Records follow. Pull out every line that contains "title".

## START

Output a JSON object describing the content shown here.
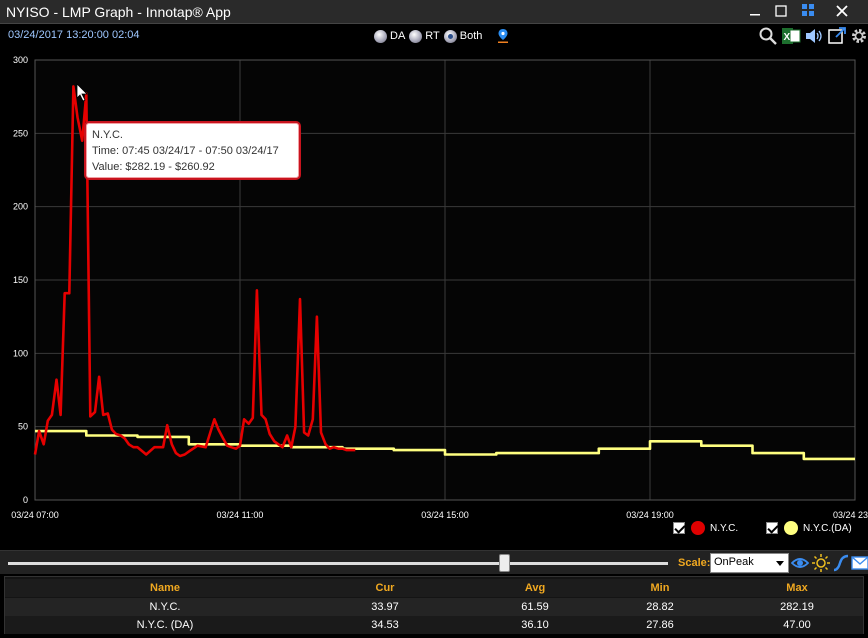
{
  "window": {
    "title": "NYISO - LMP Graph - Innotap® App"
  },
  "toolbar": {
    "timestamp": "03/24/2017 13:20:00  02:04",
    "radio_options": [
      {
        "label": "DA",
        "selected": false
      },
      {
        "label": "RT",
        "selected": false
      },
      {
        "label": "Both",
        "selected": true
      }
    ]
  },
  "tooltip": {
    "line1": "N.Y.C.",
    "line2": "Time: 07:45 03/24/17 - 07:50 03/24/17",
    "line3": "Value: $282.19 - $260.92"
  },
  "legend": [
    {
      "label": "N.Y.C.",
      "color": "#e00000",
      "checked": true
    },
    {
      "label": "N.Y.C.(DA)",
      "color": "#ffff80",
      "checked": true
    }
  ],
  "bottombar": {
    "scale_label": "Scale:",
    "scale_value": "OnPeak"
  },
  "stats_table": {
    "headers": [
      "Name",
      "Cur",
      "Avg",
      "Min",
      "Max"
    ],
    "rows": [
      [
        "N.Y.C.",
        "33.97",
        "61.59",
        "28.82",
        "282.19"
      ],
      [
        "N.Y.C. (DA)",
        "34.53",
        "36.10",
        "27.86",
        "47.00"
      ]
    ]
  },
  "chart_data": {
    "type": "line",
    "ylim": [
      0,
      300
    ],
    "y_ticks": [
      "0",
      "50",
      "100",
      "150",
      "200",
      "250",
      "300"
    ],
    "x_tick_labels": [
      "03/24 07:00",
      "03/24 11:00",
      "03/24 15:00",
      "03/24 19:00",
      "03/24 23"
    ],
    "xlim_hours": [
      7,
      23
    ],
    "series": [
      {
        "name": "N.Y.C.",
        "color": "#e60000",
        "x": [
          7.0,
          7.08,
          7.17,
          7.25,
          7.33,
          7.42,
          7.5,
          7.58,
          7.67,
          7.75,
          7.83,
          7.92,
          8.0,
          8.08,
          8.17,
          8.25,
          8.33,
          8.42,
          8.5,
          8.58,
          8.67,
          8.75,
          8.83,
          8.92,
          9.0,
          9.17,
          9.33,
          9.5,
          9.58,
          9.67,
          9.75,
          9.83,
          9.92,
          10.0,
          10.17,
          10.33,
          10.5,
          10.58,
          10.67,
          10.75,
          10.83,
          10.92,
          11.0,
          11.08,
          11.17,
          11.25,
          11.33,
          11.42,
          11.5,
          11.58,
          11.67,
          11.75,
          11.83,
          11.92,
          12.0,
          12.08,
          12.17,
          12.25,
          12.33,
          12.42,
          12.5,
          12.58,
          12.67,
          12.75,
          12.83,
          12.92,
          13.0,
          13.08,
          13.17,
          13.25
        ],
        "y": [
          31,
          47,
          38,
          54,
          58,
          82,
          58,
          141,
          141,
          282,
          261,
          245,
          277,
          57,
          60,
          84,
          58,
          59,
          48,
          45,
          44,
          42,
          38,
          36,
          36,
          31,
          36,
          36,
          51,
          38,
          32,
          30,
          31,
          33,
          37,
          36,
          55,
          48,
          42,
          37,
          36,
          35,
          37,
          55,
          52,
          56,
          143,
          58,
          55,
          45,
          40,
          38,
          36,
          44,
          36,
          50,
          137,
          46,
          44,
          55,
          125,
          46,
          38,
          35,
          36,
          35,
          35,
          34,
          34,
          34
        ]
      },
      {
        "name": "N.Y.C.(DA)",
        "color": "#ffff80",
        "x": [
          7,
          8,
          8,
          9,
          9,
          10,
          10,
          11,
          11,
          12,
          12,
          13,
          13,
          14,
          14,
          15,
          15,
          16,
          16,
          17,
          17,
          18,
          18,
          19,
          19,
          20,
          20,
          21,
          21,
          22,
          22,
          23
        ],
        "y": [
          47,
          47,
          44,
          44,
          43,
          43,
          38,
          38,
          37,
          37,
          36,
          36,
          35,
          35,
          34,
          34,
          31,
          31,
          32,
          32,
          32,
          32,
          35,
          35,
          40,
          40,
          37,
          37,
          32,
          32,
          28,
          28
        ]
      }
    ]
  }
}
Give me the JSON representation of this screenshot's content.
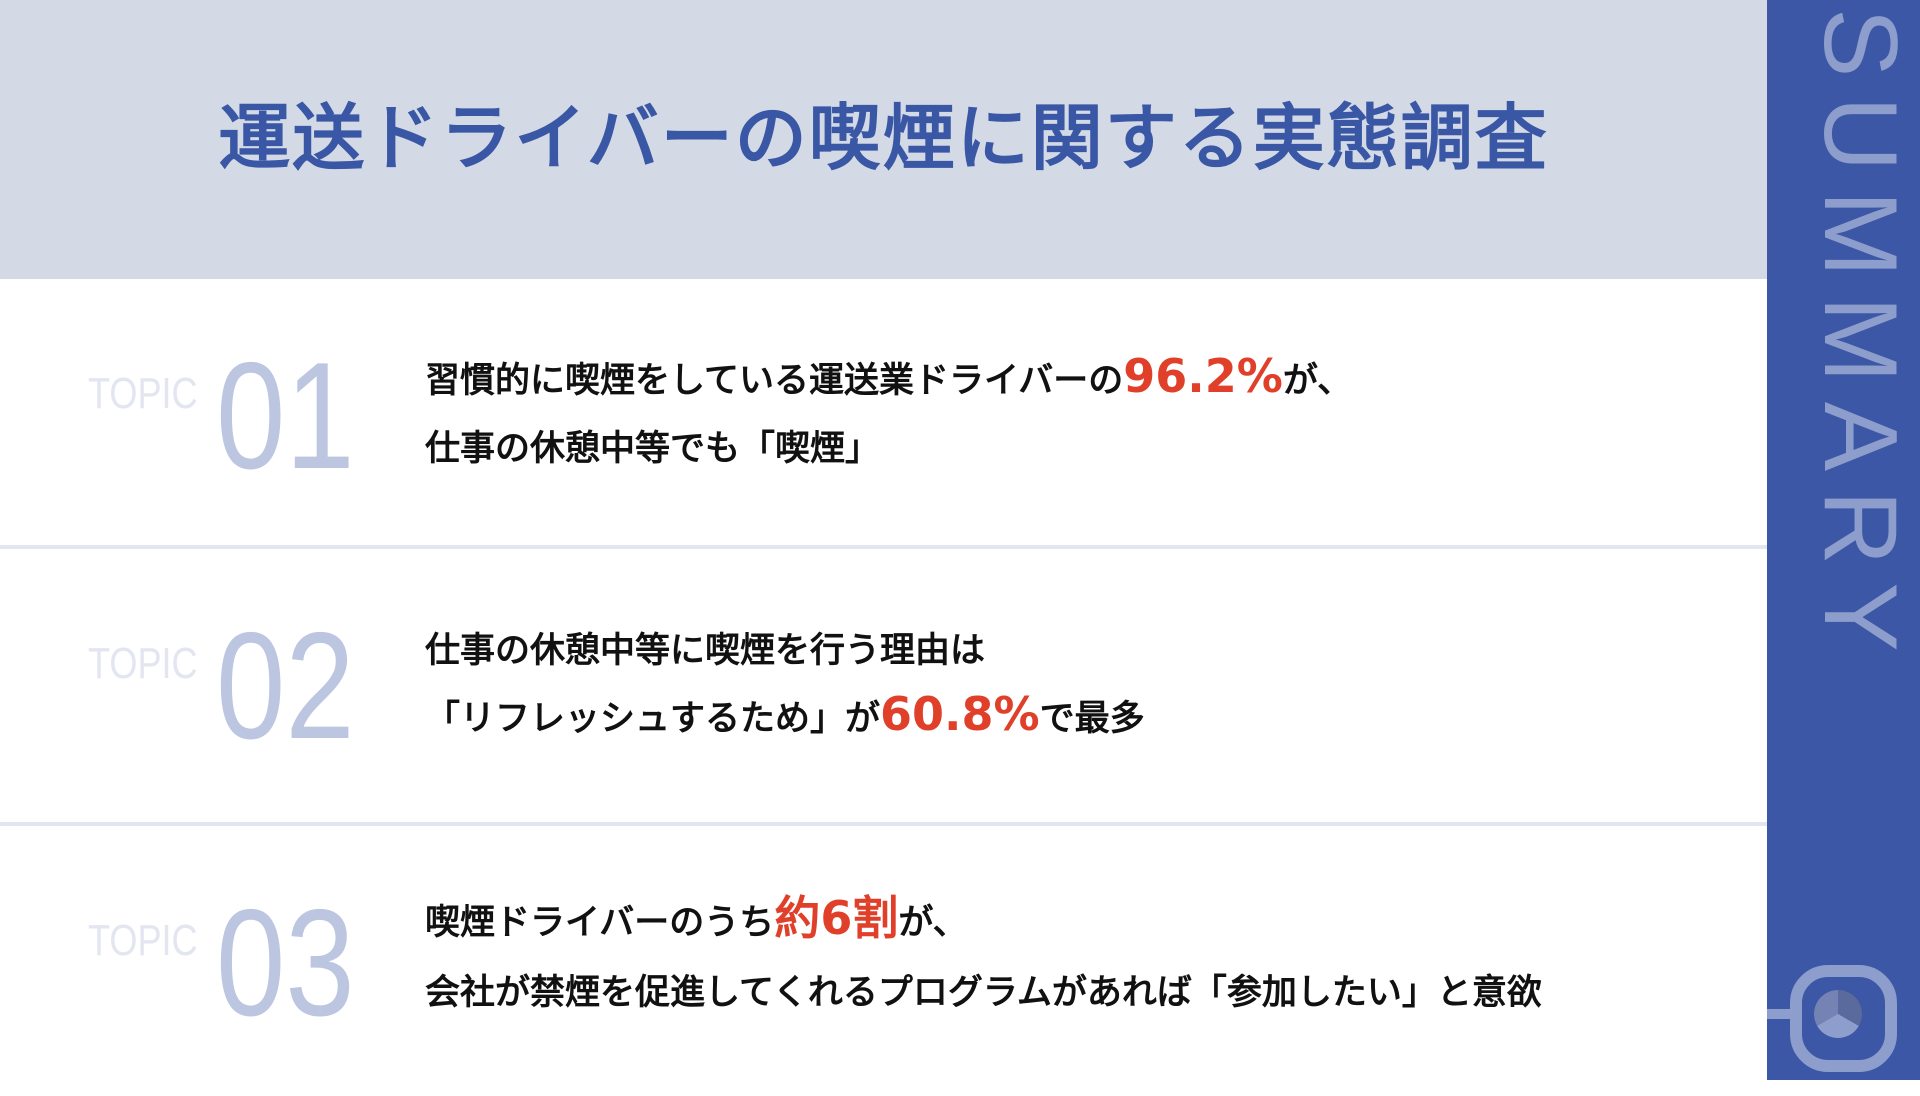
{
  "header": {
    "title": "運送ドライバーの喫煙に関する実態調査"
  },
  "sidebar": {
    "label": "SUMMARY",
    "icon": "chart-pie-icon"
  },
  "colors": {
    "accent": "#3c57a5",
    "highlight": "#e0402a",
    "header_bg": "#d3dae6"
  },
  "topics": [
    {
      "label": "TOPIC",
      "number": "01",
      "line1_pre": "習慣的に喫煙をしている運送業ドライバーの",
      "line1_hl": "96.2%",
      "line1_post": "が、",
      "line2_pre": "仕事の休憩中等でも「喫煙」",
      "line2_hl": "",
      "line2_post": ""
    },
    {
      "label": "TOPIC",
      "number": "02",
      "line1_pre": "仕事の休憩中等に喫煙を行う理由は",
      "line1_hl": "",
      "line1_post": "",
      "line2_pre": "「リフレッシュするため」が",
      "line2_hl": "60.8%",
      "line2_post": "で最多"
    },
    {
      "label": "TOPIC",
      "number": "03",
      "line1_pre": "喫煙ドライバーのうち",
      "line1_hl": "約6割",
      "line1_post": "が、",
      "line2_pre": "会社が禁煙を促進してくれるプログラムがあれば「参加したい」と意欲",
      "line2_hl": "",
      "line2_post": ""
    }
  ]
}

## END

Solution:
    "title": "NYISO - LMP Graph - Innotap® App"
    "title": "運送ドライバーの喫煙に関する実態調査"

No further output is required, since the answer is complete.